◆ THE REQUEST:
Search the records for the word "false" and report each line that has it.
* start SUPPLIED DATA *
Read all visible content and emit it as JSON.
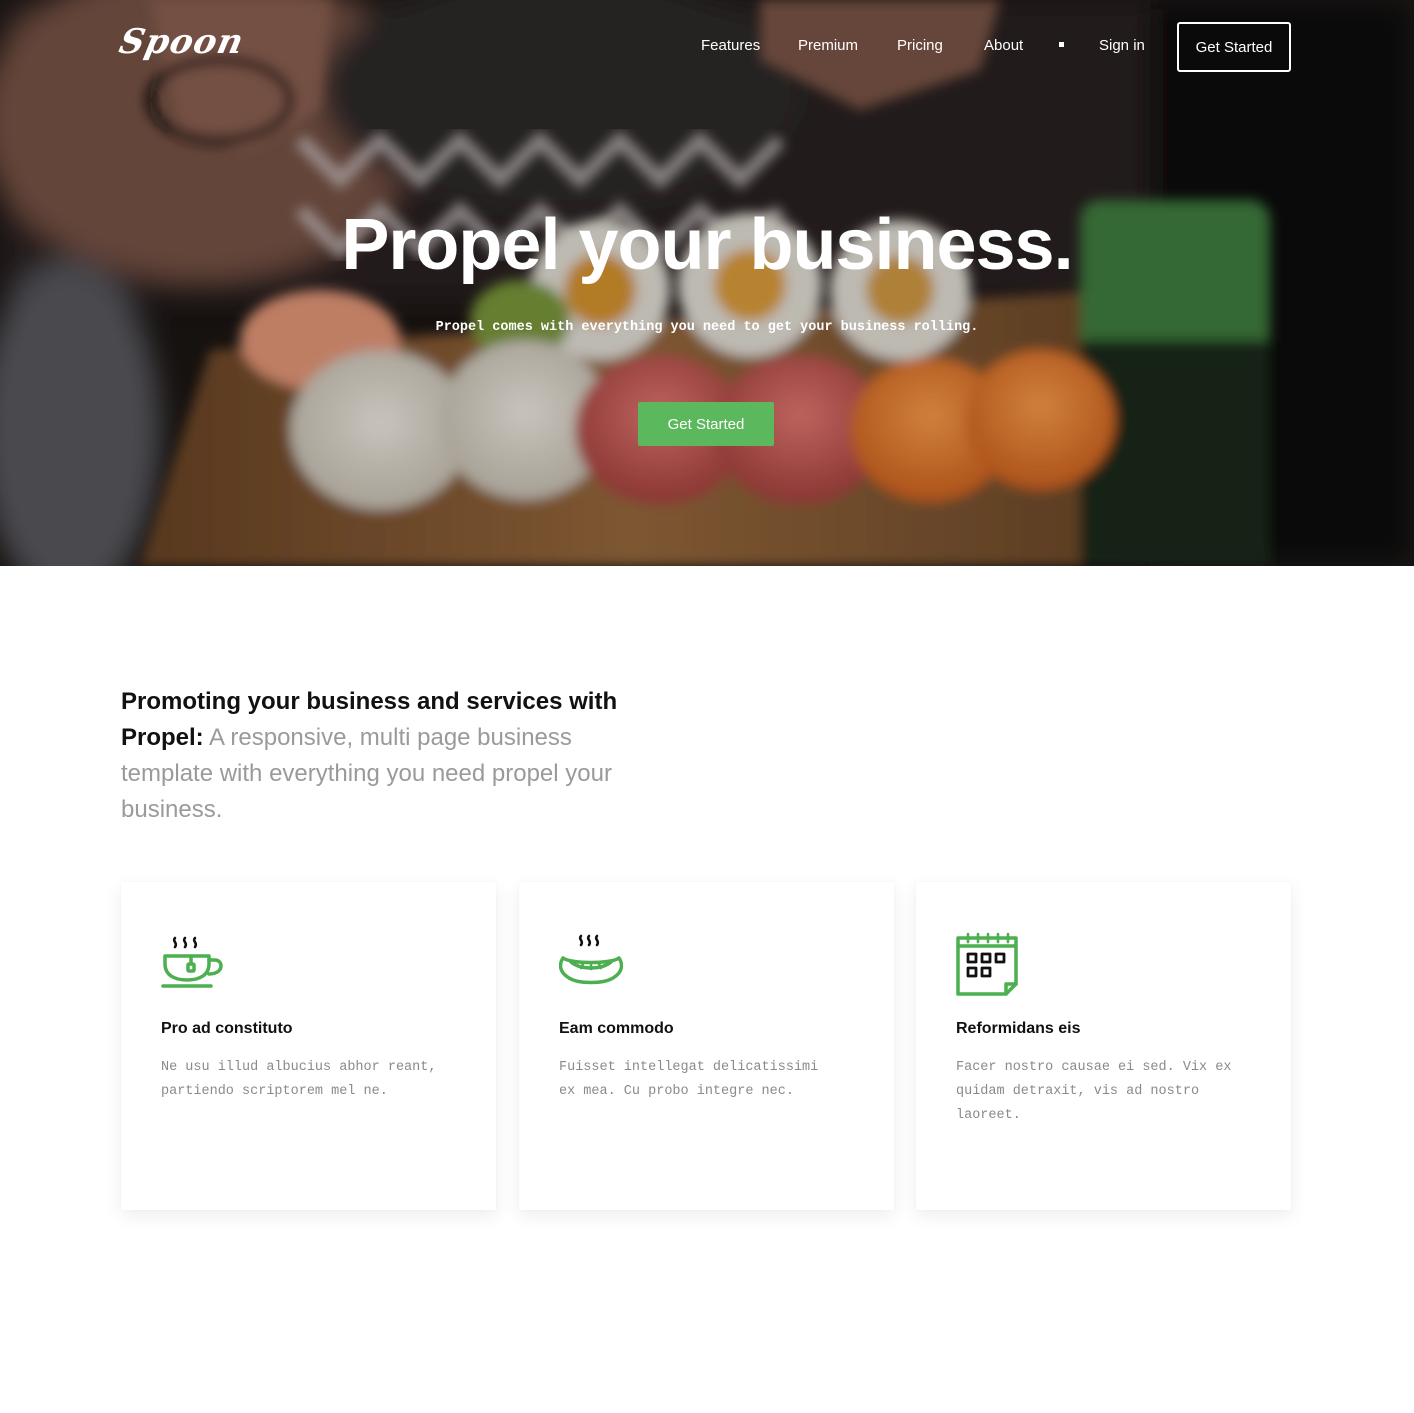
{
  "brand": {
    "logo_text": "Spoon"
  },
  "nav": {
    "items": [
      "Features",
      "Premium",
      "Pricing",
      "About"
    ],
    "signin": "Sign in",
    "cta": "Get Started"
  },
  "hero": {
    "title": "Propel your business.",
    "subtitle": "Propel comes with everything you need to get your business rolling.",
    "button": "Get Started"
  },
  "intro": {
    "strong": "Promoting your business and services with Propel:",
    "light": "A responsive, multi page business template with everything you need propel your business."
  },
  "cards": [
    {
      "icon": "tea-cup-icon",
      "title": "Pro ad constituto",
      "text": "Ne usu illud albucius abhor reant, partiendo scriptorem mel ne."
    },
    {
      "icon": "hot-food-icon",
      "title": "Eam commodo",
      "text": "Fuisset intellegat delicatissimi ex mea. Cu probo integre nec."
    },
    {
      "icon": "calendar-icon",
      "title": "Reformidans eis",
      "text": "Facer nostro causae ei sed. Vix ex quidam detraxit, vis ad nostro laoreet."
    }
  ],
  "colors": {
    "accent": "#5cb85c",
    "icon": "#4caf50"
  }
}
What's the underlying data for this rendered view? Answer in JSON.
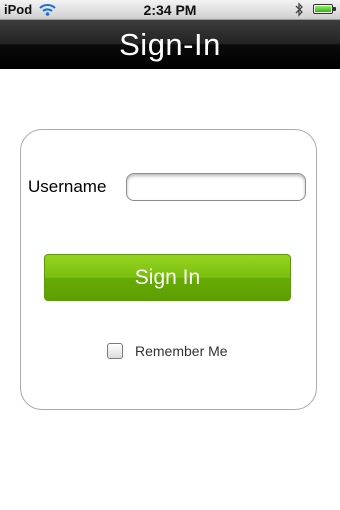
{
  "status_bar": {
    "carrier": "iPod",
    "time": "2:34 PM",
    "icons": [
      "wifi-icon",
      "bluetooth-icon",
      "battery-icon"
    ]
  },
  "header": {
    "title": "Sign-In"
  },
  "form": {
    "username_label": "Username",
    "username_value": "",
    "signin_label": "Sign In",
    "remember_label": "Remember Me",
    "remember_checked": false
  },
  "colors": {
    "title_bar": "#1a1a1a",
    "signin_button": "#7bbf0f",
    "card_border": "#a9a9a9"
  }
}
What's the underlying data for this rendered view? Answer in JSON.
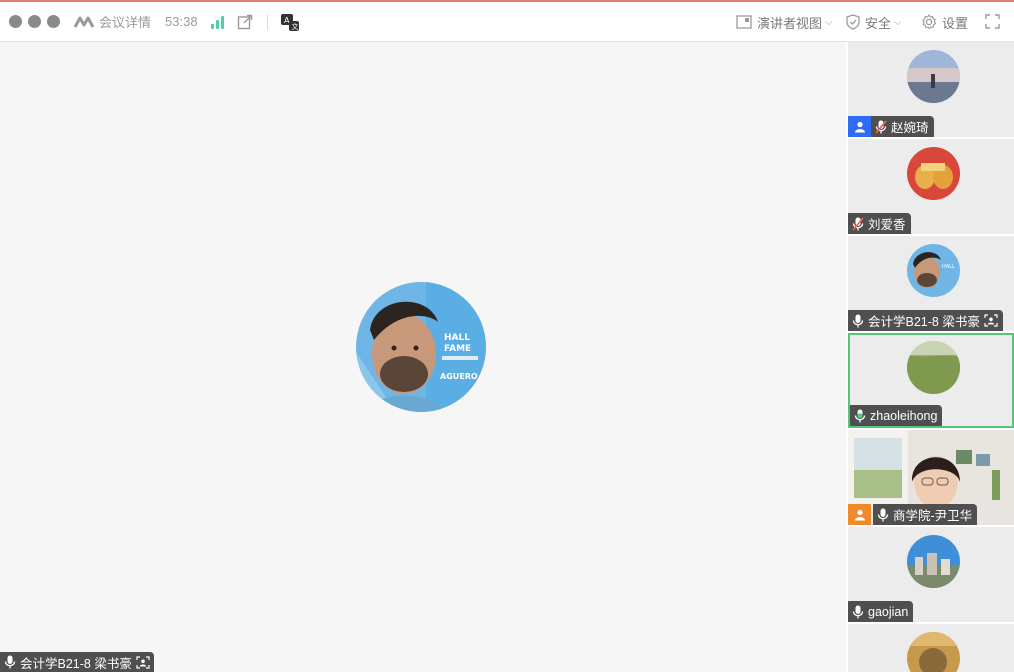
{
  "window": {
    "title": "会议详情",
    "timer": "53:38",
    "view_mode": "演讲者视图",
    "security": "安全",
    "settings": "设置"
  },
  "colors": {
    "accent_blue": "#2f6cf6",
    "active_speaker_border": "#55c57a",
    "signal_green": "#4cd2a6",
    "host_badge_orange": "#f08a2c"
  },
  "main": {
    "speaker_label": "会计学B21-8 梁书豪",
    "icons": [
      "mic-icon",
      "screen-share-icon"
    ]
  },
  "participants": [
    {
      "name": "赵婉琦",
      "badge": "user-icon",
      "badge_color": "#2f6cf6",
      "mic": "muted"
    },
    {
      "name": "刘爱香",
      "mic": "muted"
    },
    {
      "name": "会计学B21-8 梁书豪",
      "mic": "on",
      "sharing": true
    },
    {
      "name": "zhaoleihong",
      "mic": "speaking",
      "active": true
    },
    {
      "name": "商学院-尹卫华",
      "badge": "user-icon",
      "badge_color": "#f08a2c",
      "mic": "on",
      "video": true
    },
    {
      "name": "gaojian",
      "mic": "on"
    }
  ]
}
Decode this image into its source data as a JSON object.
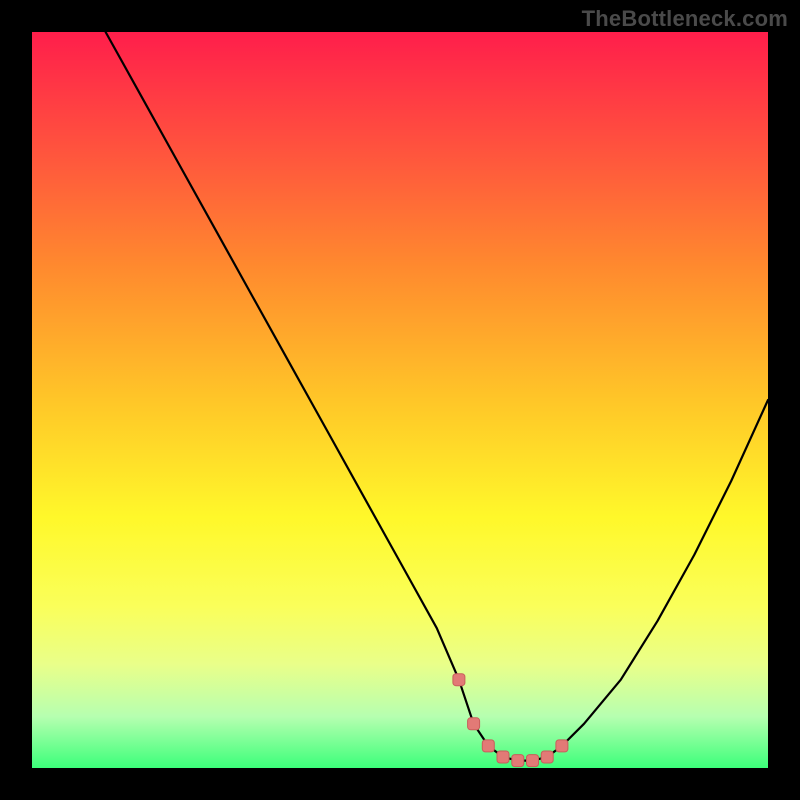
{
  "watermark": "TheBottleneck.com",
  "colors": {
    "curve_stroke": "#000000",
    "marker_fill": "#e27a76",
    "marker_stroke": "#c85f5b"
  },
  "chart_data": {
    "type": "line",
    "title": "",
    "xlabel": "",
    "ylabel": "",
    "xlim": [
      0,
      100
    ],
    "ylim": [
      0,
      100
    ],
    "series": [
      {
        "name": "bottleneck-curve",
        "x": [
          10,
          15,
          20,
          25,
          30,
          35,
          40,
          45,
          50,
          55,
          58,
          60,
          62,
          64,
          66,
          68,
          70,
          72,
          75,
          80,
          85,
          90,
          95,
          100
        ],
        "values": [
          100,
          91,
          82,
          73,
          64,
          55,
          46,
          37,
          28,
          19,
          12,
          6,
          3,
          1.5,
          1,
          1,
          1.5,
          3,
          6,
          12,
          20,
          29,
          39,
          50
        ]
      }
    ],
    "markers": {
      "name": "highlight-range",
      "x": [
        58,
        60,
        62,
        64,
        66,
        68,
        70,
        72
      ],
      "values": [
        12,
        6,
        3,
        1.5,
        1,
        1,
        1.5,
        3
      ]
    }
  }
}
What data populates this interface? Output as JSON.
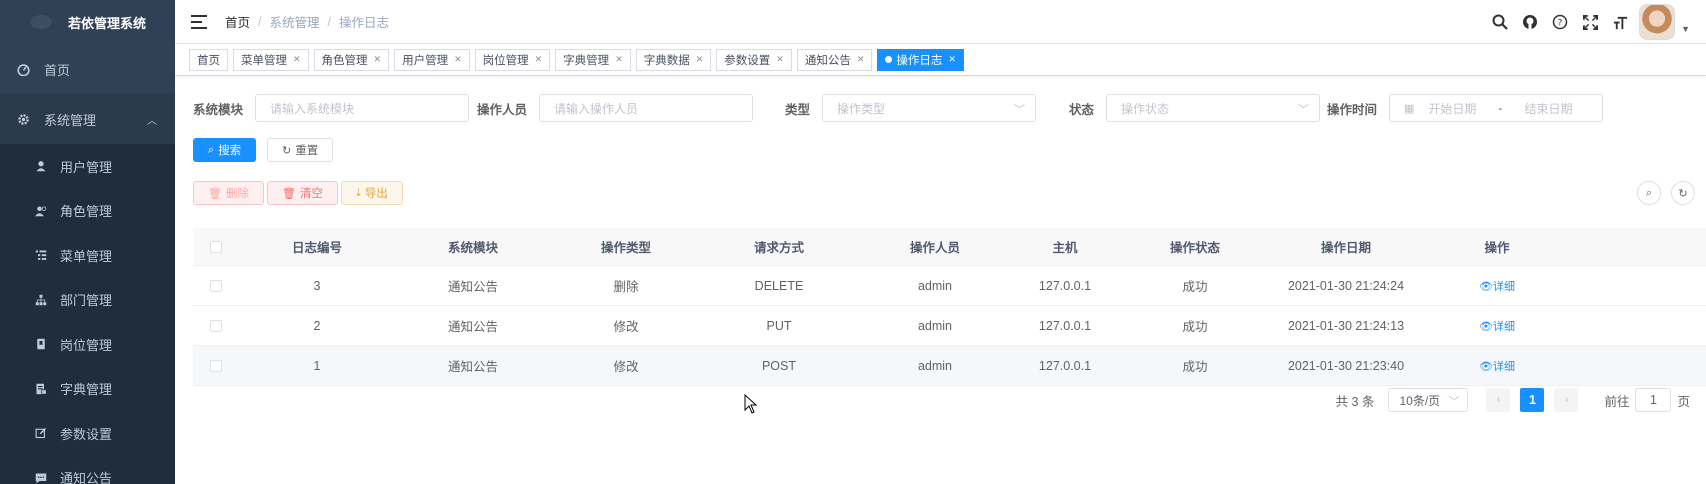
{
  "sidebar": {
    "title": "若依管理系统",
    "home": {
      "label": "首页",
      "icon": "dashboard-icon"
    },
    "group": {
      "label": "系统管理",
      "icon": "gear-icon",
      "expanded": true
    },
    "items": [
      {
        "label": "用户管理",
        "icon": "user-icon"
      },
      {
        "label": "角色管理",
        "icon": "peoples-icon"
      },
      {
        "label": "菜单管理",
        "icon": "tree-table-icon"
      },
      {
        "label": "部门管理",
        "icon": "tree-icon"
      },
      {
        "label": "岗位管理",
        "icon": "post-icon"
      },
      {
        "label": "字典管理",
        "icon": "dict-icon"
      },
      {
        "label": "参数设置",
        "icon": "edit-icon"
      },
      {
        "label": "通知公告",
        "icon": "message-icon"
      }
    ]
  },
  "navbar": {
    "breadcrumb": [
      "首页",
      "系统管理",
      "操作日志"
    ]
  },
  "tags": [
    {
      "label": "首页",
      "closable": false
    },
    {
      "label": "菜单管理",
      "closable": true
    },
    {
      "label": "角色管理",
      "closable": true
    },
    {
      "label": "用户管理",
      "closable": true
    },
    {
      "label": "岗位管理",
      "closable": true
    },
    {
      "label": "字典管理",
      "closable": true
    },
    {
      "label": "字典数据",
      "closable": true
    },
    {
      "label": "参数设置",
      "closable": true
    },
    {
      "label": "通知公告",
      "closable": true
    },
    {
      "label": "操作日志",
      "closable": true,
      "active": true
    }
  ],
  "search": {
    "module_label": "系统模块",
    "module_placeholder": "请输入系统模块",
    "operator_label": "操作人员",
    "operator_placeholder": "请输入操作人员",
    "type_label": "类型",
    "type_placeholder": "操作类型",
    "status_label": "状态",
    "status_placeholder": "操作状态",
    "time_label": "操作时间",
    "start_placeholder": "开始日期",
    "date_sep": "-",
    "end_placeholder": "结束日期",
    "search_btn": "搜索",
    "reset_btn": "重置"
  },
  "toolbar": {
    "delete_btn": "删除",
    "clean_btn": "清空",
    "export_btn": "导出"
  },
  "table": {
    "columns": [
      "日志编号",
      "系统模块",
      "操作类型",
      "请求方式",
      "操作人员",
      "主机",
      "操作状态",
      "操作日期",
      "操作"
    ],
    "rows": [
      {
        "id": "3",
        "module": "通知公告",
        "type": "删除",
        "method": "DELETE",
        "operator": "admin",
        "host": "127.0.0.1",
        "status": "成功",
        "date": "2021-01-30 21:24:24",
        "action": "详细"
      },
      {
        "id": "2",
        "module": "通知公告",
        "type": "修改",
        "method": "PUT",
        "operator": "admin",
        "host": "127.0.0.1",
        "status": "成功",
        "date": "2021-01-30 21:24:13",
        "action": "详细"
      },
      {
        "id": "1",
        "module": "通知公告",
        "type": "修改",
        "method": "POST",
        "operator": "admin",
        "host": "127.0.0.1",
        "status": "成功",
        "date": "2021-01-30 21:23:40",
        "action": "详细"
      }
    ]
  },
  "pagination": {
    "total": "共 3 条",
    "page_size": "10条/页",
    "current_page": "1",
    "goto_label": "前往",
    "goto_value": "1",
    "page_suffix": "页"
  }
}
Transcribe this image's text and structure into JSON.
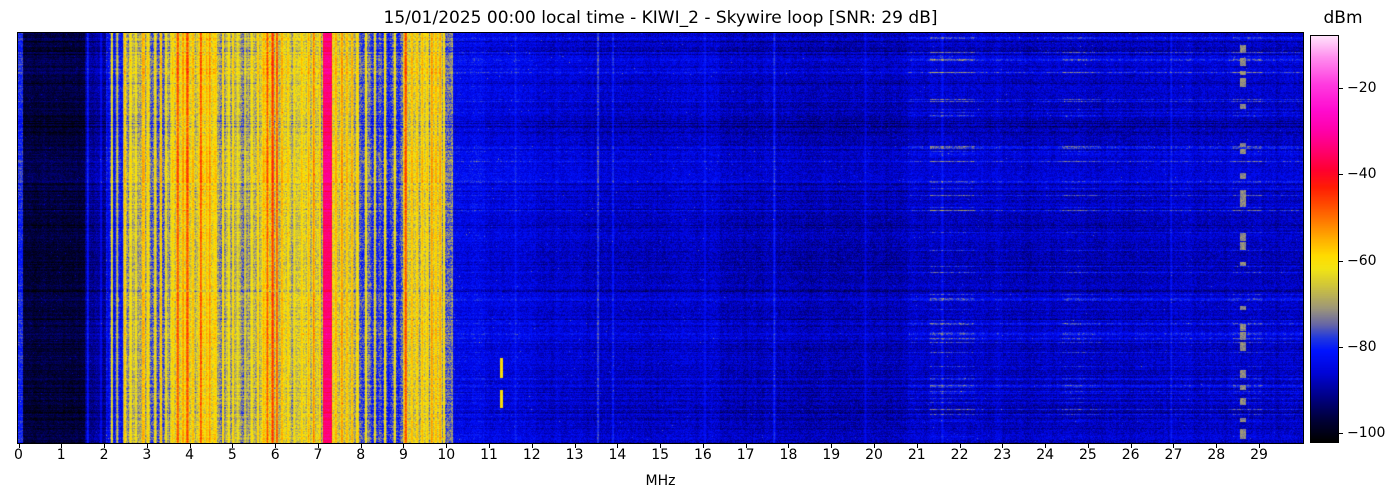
* end SUPPLIED DATA *
◆ ANSWER TO THE EXERCISE:
    "remember_checked": false
      "closable": false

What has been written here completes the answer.